> **Task objective**: Gather every line in the records below that contains the word "Kategori".
---
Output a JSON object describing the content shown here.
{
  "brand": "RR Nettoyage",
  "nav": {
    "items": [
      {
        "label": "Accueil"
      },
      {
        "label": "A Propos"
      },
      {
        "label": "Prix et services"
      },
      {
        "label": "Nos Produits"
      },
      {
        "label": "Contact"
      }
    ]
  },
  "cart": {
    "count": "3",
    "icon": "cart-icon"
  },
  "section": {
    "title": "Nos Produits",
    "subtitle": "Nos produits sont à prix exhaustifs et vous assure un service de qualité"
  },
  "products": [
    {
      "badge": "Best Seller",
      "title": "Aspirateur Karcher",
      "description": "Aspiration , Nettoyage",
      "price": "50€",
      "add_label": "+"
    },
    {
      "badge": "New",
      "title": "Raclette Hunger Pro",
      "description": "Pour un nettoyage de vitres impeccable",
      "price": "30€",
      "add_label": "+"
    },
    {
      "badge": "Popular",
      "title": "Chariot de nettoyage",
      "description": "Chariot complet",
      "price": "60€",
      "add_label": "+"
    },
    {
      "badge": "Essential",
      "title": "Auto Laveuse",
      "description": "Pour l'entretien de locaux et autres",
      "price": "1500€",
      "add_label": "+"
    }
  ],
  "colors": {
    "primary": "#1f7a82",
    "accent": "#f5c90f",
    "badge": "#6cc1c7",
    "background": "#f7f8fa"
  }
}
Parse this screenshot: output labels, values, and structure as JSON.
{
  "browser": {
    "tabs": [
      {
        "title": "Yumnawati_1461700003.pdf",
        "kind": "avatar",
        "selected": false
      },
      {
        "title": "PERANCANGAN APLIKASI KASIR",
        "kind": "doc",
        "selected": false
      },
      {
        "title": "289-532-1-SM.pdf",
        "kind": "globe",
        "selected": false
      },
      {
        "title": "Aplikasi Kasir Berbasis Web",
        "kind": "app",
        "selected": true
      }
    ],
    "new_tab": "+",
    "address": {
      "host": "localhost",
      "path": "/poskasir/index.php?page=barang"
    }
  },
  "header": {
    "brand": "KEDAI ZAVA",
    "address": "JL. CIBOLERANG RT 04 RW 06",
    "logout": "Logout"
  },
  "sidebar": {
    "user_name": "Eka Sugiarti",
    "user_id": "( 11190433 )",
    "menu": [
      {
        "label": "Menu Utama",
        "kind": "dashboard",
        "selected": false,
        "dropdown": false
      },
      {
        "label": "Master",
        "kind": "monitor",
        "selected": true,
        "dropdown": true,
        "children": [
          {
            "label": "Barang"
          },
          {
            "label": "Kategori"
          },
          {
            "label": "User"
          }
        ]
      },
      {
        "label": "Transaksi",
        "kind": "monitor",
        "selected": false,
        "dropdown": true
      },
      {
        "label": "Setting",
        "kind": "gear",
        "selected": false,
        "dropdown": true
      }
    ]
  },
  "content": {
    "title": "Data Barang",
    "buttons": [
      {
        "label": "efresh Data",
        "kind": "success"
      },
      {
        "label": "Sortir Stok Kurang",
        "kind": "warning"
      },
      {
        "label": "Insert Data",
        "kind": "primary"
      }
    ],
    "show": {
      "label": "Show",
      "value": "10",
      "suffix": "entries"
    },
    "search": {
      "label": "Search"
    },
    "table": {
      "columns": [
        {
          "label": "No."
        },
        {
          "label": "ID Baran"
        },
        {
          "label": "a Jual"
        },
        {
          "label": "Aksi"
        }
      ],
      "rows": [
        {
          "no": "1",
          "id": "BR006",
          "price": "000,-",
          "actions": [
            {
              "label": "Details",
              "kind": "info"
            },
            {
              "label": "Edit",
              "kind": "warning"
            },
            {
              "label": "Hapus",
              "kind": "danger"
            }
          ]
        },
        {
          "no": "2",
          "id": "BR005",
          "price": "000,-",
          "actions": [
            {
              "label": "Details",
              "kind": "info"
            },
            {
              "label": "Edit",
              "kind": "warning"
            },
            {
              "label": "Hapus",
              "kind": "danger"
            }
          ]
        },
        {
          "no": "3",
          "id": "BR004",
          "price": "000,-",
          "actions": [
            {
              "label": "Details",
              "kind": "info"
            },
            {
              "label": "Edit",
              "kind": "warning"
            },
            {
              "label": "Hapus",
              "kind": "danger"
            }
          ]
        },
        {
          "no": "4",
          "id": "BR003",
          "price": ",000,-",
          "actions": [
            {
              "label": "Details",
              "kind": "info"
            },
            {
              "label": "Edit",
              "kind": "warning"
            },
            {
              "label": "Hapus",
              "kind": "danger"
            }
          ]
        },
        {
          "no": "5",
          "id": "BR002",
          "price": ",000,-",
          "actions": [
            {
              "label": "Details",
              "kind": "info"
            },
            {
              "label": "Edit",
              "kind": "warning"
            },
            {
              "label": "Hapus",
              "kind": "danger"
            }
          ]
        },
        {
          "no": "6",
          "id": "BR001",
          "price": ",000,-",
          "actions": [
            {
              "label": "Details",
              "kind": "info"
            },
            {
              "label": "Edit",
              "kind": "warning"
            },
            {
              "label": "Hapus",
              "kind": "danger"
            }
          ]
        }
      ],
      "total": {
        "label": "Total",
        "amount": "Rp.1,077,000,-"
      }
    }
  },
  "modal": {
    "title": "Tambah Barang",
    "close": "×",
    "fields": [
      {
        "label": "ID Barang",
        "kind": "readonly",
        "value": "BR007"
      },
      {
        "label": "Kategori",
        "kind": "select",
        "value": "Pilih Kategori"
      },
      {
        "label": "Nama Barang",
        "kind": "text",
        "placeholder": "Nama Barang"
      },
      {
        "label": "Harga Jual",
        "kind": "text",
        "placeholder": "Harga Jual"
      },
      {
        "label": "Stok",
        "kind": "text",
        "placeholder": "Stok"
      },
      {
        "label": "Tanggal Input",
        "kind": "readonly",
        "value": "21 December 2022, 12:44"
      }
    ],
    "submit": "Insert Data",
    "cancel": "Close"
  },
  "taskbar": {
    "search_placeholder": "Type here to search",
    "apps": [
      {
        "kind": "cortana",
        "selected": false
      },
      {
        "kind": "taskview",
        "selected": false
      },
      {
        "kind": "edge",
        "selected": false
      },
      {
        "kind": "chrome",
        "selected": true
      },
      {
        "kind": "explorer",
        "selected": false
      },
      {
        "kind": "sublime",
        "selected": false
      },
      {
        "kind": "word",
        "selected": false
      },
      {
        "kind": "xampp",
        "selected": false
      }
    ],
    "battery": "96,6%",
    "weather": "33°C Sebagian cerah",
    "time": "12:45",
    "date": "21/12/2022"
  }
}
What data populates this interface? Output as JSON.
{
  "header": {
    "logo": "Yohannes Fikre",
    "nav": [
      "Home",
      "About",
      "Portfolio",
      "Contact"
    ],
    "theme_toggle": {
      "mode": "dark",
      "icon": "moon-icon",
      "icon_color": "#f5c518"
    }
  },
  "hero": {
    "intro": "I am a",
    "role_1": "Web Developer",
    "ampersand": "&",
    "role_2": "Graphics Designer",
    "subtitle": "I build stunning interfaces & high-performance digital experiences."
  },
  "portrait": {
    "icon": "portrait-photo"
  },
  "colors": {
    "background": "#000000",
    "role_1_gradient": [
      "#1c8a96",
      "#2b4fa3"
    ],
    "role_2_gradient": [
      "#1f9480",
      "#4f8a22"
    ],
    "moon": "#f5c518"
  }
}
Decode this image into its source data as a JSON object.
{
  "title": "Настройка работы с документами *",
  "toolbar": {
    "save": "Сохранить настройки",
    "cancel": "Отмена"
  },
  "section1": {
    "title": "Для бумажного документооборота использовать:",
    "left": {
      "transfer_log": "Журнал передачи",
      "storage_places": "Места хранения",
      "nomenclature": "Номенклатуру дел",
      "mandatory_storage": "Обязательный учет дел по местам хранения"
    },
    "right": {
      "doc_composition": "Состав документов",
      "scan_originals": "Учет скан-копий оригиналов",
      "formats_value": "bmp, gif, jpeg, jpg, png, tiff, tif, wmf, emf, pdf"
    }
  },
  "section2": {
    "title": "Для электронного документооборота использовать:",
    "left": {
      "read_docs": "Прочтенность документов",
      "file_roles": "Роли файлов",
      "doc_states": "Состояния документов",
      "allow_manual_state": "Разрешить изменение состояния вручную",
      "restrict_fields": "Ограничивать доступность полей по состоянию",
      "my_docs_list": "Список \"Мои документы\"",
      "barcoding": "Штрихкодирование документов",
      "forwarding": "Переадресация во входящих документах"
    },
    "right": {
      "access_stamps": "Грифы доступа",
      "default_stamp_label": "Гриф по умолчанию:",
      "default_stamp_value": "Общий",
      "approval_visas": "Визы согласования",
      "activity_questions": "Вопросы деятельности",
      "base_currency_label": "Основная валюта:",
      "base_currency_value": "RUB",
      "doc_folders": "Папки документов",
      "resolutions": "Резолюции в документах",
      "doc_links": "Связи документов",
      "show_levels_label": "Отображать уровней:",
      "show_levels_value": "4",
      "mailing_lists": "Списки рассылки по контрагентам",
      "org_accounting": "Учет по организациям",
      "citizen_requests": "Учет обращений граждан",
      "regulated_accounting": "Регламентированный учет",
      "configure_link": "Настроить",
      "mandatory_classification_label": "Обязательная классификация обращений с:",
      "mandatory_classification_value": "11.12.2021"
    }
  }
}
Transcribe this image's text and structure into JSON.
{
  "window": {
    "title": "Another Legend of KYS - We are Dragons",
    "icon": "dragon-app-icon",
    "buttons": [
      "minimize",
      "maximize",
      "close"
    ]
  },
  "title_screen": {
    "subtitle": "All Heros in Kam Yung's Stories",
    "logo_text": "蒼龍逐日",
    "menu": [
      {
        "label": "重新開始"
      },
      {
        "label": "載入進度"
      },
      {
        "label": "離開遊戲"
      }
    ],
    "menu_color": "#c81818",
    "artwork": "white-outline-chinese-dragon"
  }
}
---
> **Answer to this problem**:
            "label": "Kategori"
        "label": "Kategori",
        "value": "Pilih Kategori"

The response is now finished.